EXCERPT PROVIDED:

Filed under girls, home life, single parenthood

4 responses to “disheartened

  1. syd

    Lovely woman. I am crying as I read this because I relate on such a deep level. And I wish I had the right thing to say but here’s the thing. We love them more than life itself. And they know this, they will always know this in their core beings. I would say more, but I have to get back to my own two beauties who are going to be blossoming, hormonal teenagers in the blink of an eye. Lordy.

    xo so much love from my end of the word to yours.

  2. elaine

    i too was a single parent after a very difficult and protracted divorce, and learned in the first couple of years to be a “good enough” parent on those days or weeks when it seemed endlessly overwhelming…my 2 daughters are grown and live in another city now studying advanced ed, they are wonderful young women, 2 of my favorite people, we talk/email or fb almost every day… we do the best we can and forgive ourselves for our short comings and in the end what is best in us endures and leaves its imprint, your commitment to be the best that you can be on any given day is what helps to shape yours and your daughters lives, your love and commitment to them shines thru in your entry, they are lucky to have you.

(Rows from a layout dataset)
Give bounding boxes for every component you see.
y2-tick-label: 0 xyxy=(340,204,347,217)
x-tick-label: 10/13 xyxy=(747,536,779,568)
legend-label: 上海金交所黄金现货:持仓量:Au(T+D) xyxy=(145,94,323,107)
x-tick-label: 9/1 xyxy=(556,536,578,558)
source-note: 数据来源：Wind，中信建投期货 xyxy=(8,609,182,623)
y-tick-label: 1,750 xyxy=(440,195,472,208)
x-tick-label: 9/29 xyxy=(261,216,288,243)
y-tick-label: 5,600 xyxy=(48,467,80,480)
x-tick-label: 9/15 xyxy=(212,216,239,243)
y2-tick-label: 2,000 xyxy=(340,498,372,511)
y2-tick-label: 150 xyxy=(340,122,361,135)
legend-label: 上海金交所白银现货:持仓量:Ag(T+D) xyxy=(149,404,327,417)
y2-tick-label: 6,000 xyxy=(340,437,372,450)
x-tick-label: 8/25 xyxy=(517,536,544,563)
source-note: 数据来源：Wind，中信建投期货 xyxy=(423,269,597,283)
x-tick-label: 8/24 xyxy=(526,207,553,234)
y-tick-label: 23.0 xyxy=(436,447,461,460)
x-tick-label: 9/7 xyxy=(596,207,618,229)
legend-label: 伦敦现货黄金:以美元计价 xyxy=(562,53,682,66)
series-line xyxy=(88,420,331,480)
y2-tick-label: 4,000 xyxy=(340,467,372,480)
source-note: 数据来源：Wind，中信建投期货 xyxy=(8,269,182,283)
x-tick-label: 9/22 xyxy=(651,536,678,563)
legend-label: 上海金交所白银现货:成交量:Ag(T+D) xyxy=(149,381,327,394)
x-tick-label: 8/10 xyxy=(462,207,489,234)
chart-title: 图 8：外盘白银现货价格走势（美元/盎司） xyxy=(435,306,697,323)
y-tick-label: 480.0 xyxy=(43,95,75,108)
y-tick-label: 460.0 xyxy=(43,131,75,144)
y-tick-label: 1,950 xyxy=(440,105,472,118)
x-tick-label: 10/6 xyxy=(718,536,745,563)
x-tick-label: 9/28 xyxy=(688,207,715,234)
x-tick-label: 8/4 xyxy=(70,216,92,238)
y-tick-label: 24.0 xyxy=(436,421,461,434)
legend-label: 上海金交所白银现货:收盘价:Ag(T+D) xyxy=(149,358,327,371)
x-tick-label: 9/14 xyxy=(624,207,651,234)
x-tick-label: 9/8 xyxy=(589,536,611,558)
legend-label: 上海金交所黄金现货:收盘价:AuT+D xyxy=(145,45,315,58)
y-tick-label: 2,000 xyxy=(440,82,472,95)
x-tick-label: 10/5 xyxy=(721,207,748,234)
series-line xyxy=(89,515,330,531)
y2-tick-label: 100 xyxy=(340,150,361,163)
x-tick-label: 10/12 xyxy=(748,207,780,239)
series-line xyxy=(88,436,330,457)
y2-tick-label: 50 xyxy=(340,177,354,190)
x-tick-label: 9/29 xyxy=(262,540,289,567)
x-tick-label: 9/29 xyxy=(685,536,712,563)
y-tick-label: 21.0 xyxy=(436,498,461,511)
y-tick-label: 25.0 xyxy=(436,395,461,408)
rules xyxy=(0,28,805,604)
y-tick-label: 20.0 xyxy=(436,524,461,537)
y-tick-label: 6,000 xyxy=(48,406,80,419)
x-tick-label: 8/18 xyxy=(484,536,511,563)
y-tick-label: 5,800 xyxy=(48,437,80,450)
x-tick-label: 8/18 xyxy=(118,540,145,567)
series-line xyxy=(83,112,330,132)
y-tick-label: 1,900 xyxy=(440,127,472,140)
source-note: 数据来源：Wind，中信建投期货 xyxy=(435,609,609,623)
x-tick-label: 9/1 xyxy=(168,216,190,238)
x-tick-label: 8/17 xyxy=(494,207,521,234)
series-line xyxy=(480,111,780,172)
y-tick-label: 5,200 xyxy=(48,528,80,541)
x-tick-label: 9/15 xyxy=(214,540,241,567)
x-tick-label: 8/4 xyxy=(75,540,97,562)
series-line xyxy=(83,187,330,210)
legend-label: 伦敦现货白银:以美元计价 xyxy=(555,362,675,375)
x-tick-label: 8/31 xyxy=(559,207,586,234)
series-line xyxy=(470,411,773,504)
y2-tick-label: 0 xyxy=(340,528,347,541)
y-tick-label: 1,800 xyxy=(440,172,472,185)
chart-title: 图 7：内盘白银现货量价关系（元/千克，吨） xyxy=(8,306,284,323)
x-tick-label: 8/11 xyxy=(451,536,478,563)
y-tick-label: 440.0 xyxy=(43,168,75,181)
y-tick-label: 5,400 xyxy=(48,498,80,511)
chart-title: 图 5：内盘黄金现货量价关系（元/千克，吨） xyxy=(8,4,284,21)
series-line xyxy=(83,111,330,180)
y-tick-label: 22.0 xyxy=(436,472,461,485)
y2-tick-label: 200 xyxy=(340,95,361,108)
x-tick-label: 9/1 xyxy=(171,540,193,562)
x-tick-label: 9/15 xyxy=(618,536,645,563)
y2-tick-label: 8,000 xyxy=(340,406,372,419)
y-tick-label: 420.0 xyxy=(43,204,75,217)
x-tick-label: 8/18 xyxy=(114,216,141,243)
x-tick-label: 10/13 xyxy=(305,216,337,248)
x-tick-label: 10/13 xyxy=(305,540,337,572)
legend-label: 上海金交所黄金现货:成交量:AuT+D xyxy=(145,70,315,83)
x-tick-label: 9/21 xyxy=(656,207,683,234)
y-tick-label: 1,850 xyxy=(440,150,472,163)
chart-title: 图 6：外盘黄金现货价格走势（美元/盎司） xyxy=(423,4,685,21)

EXERCISE SET:
1. In the comments excerpt, how many daughters does elaine say she has?
2. Please rewrite the comments excerpt starting at "4 responses to" and ending at "word to yours.", changing "teenagers" to "adolescents".
The listing comes from a separate source.

RESPONSES IN ORDER:
1. Two daughters.

2.
4 responses to “disheartened

  1. syd

    Lovely woman. I am crying as I read this because I relate on such a deep level. And I wish I had the right thing to say but here’s the thing. We love them more than life itself. And they know this, they will always know this in their core beings. I would say more, but I have to get back to my own two beauties who are going to be blossoming, hormonal adolescents in the blink of an eye. Lordy.

    xo so much love from my end of the word to yours.